◆ GIVEN INSTRUCTION:
Note how many lines hold the string "Lange" and give that number without any other words.

--- begin AVAILABLE DATA ---

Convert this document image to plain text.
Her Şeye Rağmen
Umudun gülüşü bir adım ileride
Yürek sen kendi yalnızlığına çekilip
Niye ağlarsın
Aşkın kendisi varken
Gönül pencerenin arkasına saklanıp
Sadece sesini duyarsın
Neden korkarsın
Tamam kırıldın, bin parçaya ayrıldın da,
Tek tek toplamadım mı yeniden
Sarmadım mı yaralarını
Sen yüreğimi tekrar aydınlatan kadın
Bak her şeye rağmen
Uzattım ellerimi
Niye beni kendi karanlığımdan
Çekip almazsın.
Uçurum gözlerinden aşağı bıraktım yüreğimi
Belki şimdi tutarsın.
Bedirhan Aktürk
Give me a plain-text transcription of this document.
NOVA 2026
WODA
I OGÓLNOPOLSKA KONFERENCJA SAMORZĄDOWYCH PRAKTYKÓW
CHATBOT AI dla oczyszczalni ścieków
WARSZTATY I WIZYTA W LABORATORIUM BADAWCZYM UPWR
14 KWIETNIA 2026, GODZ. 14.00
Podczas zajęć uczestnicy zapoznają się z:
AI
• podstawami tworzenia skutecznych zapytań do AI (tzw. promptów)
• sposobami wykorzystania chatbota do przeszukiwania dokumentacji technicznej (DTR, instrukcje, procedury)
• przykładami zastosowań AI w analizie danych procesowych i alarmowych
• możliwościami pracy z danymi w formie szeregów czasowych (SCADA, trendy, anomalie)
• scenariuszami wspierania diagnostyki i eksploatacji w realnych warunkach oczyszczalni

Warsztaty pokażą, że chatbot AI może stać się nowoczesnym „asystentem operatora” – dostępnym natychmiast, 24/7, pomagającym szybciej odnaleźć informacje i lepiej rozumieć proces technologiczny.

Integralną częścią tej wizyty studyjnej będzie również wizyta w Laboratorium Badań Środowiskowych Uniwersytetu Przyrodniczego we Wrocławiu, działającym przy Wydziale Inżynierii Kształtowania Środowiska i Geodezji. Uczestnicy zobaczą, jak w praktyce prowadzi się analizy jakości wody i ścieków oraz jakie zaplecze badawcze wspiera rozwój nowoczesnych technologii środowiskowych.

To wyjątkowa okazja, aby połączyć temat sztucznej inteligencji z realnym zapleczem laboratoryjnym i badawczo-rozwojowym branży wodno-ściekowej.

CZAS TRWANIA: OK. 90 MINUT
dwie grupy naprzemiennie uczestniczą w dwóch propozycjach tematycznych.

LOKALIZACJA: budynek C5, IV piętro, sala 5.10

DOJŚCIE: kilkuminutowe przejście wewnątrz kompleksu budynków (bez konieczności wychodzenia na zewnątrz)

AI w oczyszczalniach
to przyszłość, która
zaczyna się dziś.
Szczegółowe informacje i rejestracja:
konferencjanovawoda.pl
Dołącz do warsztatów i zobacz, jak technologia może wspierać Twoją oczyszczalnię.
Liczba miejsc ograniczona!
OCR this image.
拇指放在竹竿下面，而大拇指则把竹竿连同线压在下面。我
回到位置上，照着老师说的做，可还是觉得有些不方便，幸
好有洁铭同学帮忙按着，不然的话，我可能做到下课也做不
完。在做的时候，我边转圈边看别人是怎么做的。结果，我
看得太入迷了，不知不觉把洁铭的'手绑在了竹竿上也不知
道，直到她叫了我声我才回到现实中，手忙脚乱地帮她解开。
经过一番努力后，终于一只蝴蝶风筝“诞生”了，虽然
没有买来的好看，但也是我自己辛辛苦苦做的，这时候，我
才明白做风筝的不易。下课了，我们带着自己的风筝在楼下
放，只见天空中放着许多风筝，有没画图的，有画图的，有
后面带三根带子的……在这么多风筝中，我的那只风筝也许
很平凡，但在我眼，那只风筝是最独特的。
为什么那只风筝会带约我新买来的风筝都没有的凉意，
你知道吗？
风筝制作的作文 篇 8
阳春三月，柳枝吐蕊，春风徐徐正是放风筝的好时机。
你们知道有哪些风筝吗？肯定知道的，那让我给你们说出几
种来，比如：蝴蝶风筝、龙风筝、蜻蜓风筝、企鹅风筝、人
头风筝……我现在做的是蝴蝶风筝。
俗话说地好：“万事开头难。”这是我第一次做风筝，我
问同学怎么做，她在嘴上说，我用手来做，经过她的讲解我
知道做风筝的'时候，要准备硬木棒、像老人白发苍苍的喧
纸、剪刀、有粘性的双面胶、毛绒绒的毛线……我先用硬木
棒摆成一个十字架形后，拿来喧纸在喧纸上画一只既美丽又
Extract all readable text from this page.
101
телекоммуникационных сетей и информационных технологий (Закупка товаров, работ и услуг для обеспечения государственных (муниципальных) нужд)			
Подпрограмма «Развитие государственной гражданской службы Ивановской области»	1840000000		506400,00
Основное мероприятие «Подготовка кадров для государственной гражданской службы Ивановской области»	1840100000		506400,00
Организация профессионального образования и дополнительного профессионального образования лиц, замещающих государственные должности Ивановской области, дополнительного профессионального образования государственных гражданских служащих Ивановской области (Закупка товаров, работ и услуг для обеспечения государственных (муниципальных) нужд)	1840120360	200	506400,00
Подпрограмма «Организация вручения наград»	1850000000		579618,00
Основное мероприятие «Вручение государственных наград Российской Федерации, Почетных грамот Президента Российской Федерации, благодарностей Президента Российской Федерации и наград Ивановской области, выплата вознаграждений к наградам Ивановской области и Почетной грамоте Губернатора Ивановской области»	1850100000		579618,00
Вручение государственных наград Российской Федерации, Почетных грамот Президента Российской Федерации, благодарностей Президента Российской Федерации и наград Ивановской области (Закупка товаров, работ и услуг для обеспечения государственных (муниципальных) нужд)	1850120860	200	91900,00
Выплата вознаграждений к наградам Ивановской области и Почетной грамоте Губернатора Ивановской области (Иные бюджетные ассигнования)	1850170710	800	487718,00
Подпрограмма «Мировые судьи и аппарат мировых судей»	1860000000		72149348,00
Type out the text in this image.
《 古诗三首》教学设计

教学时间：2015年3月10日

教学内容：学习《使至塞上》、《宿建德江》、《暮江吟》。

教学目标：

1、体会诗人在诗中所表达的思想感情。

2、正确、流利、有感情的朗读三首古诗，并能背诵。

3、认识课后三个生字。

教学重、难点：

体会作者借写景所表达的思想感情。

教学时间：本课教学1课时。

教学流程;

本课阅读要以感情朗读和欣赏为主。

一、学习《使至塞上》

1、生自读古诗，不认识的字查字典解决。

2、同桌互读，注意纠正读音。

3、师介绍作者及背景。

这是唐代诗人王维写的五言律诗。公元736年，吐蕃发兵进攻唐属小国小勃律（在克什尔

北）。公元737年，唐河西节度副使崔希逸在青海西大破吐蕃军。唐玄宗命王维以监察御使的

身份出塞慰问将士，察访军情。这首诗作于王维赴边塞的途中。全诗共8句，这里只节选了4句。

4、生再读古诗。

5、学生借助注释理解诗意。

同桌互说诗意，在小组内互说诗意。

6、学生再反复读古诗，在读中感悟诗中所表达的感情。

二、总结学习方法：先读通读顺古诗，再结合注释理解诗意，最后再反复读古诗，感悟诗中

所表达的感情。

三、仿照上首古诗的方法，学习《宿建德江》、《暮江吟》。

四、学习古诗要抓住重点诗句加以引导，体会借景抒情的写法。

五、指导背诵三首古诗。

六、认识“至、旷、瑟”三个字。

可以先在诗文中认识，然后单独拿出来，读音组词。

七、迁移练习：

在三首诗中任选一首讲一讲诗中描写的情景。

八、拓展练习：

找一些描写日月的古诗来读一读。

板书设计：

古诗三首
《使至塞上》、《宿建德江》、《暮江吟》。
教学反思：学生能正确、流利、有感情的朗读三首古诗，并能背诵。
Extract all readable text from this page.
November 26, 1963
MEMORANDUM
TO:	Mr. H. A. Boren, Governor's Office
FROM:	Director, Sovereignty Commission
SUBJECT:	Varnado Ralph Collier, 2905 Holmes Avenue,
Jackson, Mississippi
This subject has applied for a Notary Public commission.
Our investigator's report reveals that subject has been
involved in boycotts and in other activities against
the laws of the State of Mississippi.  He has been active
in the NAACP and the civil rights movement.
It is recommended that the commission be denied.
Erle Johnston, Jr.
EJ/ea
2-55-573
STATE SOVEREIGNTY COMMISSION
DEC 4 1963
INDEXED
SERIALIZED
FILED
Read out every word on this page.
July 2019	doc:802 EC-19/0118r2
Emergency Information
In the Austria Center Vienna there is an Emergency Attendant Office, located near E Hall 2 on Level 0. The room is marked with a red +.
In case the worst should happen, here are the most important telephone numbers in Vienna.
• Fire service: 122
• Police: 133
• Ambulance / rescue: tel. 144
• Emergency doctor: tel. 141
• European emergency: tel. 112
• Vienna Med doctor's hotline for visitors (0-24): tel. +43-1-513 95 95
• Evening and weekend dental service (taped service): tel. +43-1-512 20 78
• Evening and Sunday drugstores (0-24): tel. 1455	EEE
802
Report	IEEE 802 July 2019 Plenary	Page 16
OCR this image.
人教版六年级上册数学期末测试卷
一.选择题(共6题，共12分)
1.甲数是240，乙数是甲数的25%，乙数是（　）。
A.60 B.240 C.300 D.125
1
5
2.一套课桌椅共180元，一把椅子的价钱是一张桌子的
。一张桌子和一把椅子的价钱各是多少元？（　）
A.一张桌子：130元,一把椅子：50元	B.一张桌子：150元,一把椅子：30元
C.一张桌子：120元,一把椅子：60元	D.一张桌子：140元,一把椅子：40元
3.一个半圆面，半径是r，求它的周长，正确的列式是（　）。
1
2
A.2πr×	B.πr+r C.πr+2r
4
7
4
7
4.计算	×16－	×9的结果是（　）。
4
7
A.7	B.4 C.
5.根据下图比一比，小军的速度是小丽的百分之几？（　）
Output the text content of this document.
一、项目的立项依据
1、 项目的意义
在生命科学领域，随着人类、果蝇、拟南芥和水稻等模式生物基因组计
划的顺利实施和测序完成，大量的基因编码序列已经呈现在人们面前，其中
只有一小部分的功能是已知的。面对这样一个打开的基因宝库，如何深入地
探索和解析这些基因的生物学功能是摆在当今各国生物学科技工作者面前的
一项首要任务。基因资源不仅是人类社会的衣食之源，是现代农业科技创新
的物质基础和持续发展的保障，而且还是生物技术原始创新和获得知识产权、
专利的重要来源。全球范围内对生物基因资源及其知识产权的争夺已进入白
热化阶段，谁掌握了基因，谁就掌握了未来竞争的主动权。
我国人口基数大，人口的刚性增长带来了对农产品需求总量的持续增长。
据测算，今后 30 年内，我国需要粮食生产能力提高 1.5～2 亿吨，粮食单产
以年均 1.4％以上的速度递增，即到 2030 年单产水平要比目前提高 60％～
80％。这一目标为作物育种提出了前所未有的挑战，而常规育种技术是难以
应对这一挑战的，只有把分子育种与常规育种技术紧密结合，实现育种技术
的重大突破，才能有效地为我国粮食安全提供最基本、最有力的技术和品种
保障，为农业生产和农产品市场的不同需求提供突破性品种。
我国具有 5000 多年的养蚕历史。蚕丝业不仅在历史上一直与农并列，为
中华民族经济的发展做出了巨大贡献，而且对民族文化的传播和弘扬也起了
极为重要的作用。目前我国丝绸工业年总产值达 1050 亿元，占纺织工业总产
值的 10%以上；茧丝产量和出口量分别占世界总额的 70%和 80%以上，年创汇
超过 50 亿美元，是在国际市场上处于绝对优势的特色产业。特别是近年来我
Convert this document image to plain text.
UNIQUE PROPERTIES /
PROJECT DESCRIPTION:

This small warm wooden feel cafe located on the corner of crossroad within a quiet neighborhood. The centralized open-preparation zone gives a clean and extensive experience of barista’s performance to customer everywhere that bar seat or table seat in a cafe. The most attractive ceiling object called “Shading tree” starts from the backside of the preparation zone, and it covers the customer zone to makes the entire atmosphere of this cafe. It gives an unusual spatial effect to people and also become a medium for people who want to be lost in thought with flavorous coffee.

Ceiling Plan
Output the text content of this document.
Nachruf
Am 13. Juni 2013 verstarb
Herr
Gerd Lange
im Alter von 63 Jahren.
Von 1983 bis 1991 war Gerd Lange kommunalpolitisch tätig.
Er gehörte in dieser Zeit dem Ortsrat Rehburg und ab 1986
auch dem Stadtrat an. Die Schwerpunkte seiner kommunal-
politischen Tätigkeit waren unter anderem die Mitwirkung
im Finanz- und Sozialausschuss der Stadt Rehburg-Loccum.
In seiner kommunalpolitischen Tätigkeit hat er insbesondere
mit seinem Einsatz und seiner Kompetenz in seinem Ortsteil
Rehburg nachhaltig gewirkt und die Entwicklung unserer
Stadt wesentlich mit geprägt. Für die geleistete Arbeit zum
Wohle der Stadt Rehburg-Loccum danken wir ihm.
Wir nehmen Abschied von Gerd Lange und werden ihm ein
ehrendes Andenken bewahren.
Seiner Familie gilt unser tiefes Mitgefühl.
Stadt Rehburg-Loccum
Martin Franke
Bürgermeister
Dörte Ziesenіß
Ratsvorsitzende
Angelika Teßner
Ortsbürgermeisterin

--- end AVAILABLE DATA ---

◆ RESPONSE TO THIS EXERCISE:
3